**TEXTO DE ORIGEM**:

O.E: Olha só, a TV e o rádio representam o audiovisual, que é muito mais sedutor que as letrinhas pequenas impressas. Vamos pensar na criança: o que mais vai lhe chamar a atenção – ler, por exemplo, o livro do Sítio do Pica-Pau Amarelo de Monteiro Lobato, impresso com as letras pequenas ou assistir sua versão em uma televisão de 50 polegadas, com tudo colorido em áudio e vídeo? Sem dúvidas, a última opção. Ela vai preferir assistir e ouvir ao invés de parar para ler aquela história. A própria Bíblia, no formato auditivo, é mais atrativa do que o livro impresso. A voz dos narradores, como Cid Moreira, atrai mais a atenção de quem deseja acompanhar seu conteúdo.

I.N: Segundo a mesma pesquisa citada anteriormente, o brasileiro dedica, em média, apenas 5 horas e doze minutos por semana para a leitura de livros. Por que o brasileiro lê tão pouco? Como essa problemática pode ser mudada?

**OBJETIVO DECLARADO 1**:
Reproduza o trecho do texto de origem que vai de "I.N: Segundo a" até "pode ser mudada?", incluindo essas palavras.
**OBJETIVO DECLARADO 2**:
Segundo o texto de origem, por que a criança preferiria assistir à versão televisiva do Sítio do Pica-Pau Amarelo em vez de ler o livro? Responda em uma a três frases.

**MATERIAL**:
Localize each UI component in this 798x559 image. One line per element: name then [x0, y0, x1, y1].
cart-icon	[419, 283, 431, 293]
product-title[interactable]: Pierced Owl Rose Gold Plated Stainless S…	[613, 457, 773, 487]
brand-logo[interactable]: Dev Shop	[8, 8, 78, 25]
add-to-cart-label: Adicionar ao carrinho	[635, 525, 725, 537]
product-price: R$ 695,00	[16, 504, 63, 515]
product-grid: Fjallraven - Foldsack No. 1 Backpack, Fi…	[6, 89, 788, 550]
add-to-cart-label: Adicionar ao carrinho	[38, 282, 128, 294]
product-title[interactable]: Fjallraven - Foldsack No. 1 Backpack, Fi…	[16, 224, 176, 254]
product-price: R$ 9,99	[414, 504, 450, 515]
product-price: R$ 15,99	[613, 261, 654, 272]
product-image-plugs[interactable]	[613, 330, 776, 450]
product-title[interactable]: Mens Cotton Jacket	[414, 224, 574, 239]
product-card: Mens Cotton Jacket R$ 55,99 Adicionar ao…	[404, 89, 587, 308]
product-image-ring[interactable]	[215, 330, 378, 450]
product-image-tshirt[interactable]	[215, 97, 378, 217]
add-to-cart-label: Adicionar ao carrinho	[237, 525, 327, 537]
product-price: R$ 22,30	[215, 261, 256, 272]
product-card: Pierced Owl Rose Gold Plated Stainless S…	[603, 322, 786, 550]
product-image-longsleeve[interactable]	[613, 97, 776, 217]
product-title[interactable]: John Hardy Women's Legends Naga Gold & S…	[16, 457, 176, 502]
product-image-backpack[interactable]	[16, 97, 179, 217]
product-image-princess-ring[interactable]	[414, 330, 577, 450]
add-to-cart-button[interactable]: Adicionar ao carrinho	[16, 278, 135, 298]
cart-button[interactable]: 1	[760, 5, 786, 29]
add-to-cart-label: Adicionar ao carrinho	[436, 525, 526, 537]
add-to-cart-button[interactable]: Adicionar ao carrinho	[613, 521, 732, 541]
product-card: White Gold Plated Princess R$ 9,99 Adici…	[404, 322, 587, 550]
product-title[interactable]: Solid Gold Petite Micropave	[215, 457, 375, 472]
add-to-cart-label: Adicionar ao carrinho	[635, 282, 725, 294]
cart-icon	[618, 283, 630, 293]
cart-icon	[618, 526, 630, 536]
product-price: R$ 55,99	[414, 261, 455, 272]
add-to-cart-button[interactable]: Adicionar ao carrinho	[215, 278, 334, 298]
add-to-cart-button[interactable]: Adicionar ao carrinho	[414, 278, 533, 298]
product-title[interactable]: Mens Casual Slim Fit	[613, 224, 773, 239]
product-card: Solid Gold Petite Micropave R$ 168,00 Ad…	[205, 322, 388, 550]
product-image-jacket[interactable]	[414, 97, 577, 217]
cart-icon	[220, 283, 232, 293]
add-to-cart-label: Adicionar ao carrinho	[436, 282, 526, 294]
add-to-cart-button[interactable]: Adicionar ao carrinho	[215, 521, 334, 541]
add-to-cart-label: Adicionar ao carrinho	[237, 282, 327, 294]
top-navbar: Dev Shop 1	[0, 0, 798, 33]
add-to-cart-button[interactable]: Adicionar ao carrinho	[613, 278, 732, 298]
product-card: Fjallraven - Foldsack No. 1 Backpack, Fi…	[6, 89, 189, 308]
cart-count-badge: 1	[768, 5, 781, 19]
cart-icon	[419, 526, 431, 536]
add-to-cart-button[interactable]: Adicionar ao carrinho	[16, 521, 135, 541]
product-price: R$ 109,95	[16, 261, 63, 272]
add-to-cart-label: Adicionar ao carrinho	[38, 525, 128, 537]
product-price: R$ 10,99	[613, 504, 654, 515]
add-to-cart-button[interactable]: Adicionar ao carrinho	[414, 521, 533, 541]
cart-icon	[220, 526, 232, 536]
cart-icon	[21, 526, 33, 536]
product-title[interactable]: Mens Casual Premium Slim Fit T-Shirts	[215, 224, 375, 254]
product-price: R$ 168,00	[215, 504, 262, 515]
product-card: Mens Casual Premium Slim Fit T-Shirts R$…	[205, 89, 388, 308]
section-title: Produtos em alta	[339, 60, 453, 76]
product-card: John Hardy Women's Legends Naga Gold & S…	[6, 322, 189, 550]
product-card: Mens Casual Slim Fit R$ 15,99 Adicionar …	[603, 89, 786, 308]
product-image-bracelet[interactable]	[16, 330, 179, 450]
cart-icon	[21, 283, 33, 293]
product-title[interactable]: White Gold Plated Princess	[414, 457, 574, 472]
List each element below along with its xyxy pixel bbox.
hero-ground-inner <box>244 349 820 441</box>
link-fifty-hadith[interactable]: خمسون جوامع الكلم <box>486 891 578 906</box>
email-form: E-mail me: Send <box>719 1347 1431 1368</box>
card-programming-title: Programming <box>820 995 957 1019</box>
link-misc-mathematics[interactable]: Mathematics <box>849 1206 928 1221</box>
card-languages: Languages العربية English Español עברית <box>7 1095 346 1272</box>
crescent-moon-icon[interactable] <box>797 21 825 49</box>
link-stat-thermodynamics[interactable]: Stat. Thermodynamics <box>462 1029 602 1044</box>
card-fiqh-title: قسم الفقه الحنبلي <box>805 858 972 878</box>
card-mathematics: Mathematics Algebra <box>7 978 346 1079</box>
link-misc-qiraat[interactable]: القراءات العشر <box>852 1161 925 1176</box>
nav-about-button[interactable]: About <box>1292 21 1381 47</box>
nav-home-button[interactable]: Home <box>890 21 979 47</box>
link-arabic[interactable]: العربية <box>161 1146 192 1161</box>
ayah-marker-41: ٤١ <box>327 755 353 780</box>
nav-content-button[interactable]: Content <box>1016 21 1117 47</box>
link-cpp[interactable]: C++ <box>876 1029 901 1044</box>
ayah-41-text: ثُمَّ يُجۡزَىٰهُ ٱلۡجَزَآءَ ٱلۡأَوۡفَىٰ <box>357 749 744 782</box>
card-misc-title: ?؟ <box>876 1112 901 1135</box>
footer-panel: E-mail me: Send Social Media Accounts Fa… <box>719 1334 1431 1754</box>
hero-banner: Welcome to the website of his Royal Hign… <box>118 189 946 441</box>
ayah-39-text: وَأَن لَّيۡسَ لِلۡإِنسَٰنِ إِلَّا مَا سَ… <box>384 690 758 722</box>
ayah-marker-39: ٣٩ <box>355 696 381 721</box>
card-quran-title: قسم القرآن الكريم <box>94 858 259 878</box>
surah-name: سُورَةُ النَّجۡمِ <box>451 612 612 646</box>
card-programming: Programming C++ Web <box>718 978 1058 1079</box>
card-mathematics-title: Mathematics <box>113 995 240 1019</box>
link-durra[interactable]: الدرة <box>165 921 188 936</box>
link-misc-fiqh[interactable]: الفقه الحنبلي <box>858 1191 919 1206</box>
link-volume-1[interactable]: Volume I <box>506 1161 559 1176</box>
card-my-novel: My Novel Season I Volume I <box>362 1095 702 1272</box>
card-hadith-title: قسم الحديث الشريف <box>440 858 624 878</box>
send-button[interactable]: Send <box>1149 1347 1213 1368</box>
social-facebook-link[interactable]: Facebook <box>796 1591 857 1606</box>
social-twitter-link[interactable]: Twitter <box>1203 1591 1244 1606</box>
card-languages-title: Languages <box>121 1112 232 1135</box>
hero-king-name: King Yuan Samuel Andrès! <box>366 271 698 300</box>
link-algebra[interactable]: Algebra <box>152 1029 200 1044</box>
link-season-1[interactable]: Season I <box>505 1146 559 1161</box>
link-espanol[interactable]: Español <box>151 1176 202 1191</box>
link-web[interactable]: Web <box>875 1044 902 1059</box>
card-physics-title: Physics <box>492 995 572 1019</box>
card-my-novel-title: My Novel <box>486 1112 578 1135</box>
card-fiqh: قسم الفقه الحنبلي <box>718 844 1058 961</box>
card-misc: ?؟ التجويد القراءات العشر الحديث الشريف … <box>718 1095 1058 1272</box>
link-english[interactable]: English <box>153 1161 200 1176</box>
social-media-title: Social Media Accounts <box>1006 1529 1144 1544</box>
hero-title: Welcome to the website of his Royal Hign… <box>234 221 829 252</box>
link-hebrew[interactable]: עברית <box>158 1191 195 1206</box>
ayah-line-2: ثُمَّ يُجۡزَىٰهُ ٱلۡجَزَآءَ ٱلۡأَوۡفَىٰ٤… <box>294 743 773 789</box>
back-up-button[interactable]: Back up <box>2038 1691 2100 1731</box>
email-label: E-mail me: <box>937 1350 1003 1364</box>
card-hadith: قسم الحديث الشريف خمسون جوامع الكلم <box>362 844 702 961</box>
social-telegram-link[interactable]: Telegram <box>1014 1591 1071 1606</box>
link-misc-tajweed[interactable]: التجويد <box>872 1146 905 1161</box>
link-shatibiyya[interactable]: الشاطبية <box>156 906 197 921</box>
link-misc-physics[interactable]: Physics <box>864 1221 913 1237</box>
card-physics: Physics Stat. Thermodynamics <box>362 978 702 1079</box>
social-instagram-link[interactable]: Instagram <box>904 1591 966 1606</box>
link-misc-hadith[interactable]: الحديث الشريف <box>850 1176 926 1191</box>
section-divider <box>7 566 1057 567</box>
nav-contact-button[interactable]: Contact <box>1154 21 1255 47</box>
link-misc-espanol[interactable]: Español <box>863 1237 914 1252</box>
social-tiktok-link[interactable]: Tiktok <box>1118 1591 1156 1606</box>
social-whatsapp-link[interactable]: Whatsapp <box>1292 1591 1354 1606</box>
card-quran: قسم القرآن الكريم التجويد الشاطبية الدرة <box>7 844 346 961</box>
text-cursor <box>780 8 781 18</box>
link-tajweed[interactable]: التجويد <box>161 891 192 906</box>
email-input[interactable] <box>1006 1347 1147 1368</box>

**RESPOSTA ESCRITA 1**:
I.N: Segundo a mesma pesquisa citada anteriormente, o brasileiro dedica, em média, apenas 5 horas e doze minutos por semana para a leitura de livros. Por que o brasileiro lê tão pouco? Como essa problemática pode ser mudada?

**RESPOSTA ESCRITA 2**:
A TV e o rádio representam o audiovisual, que é muito mais sedutor que as letrinhas pequenas impressas. Na televisão de 50 polegadas tudo aparece colorido, em áudio e vídeo, enquanto o livro traz letras pequenas. Por isso a criança vai preferir assistir e ouvir em vez de parar para ler a história.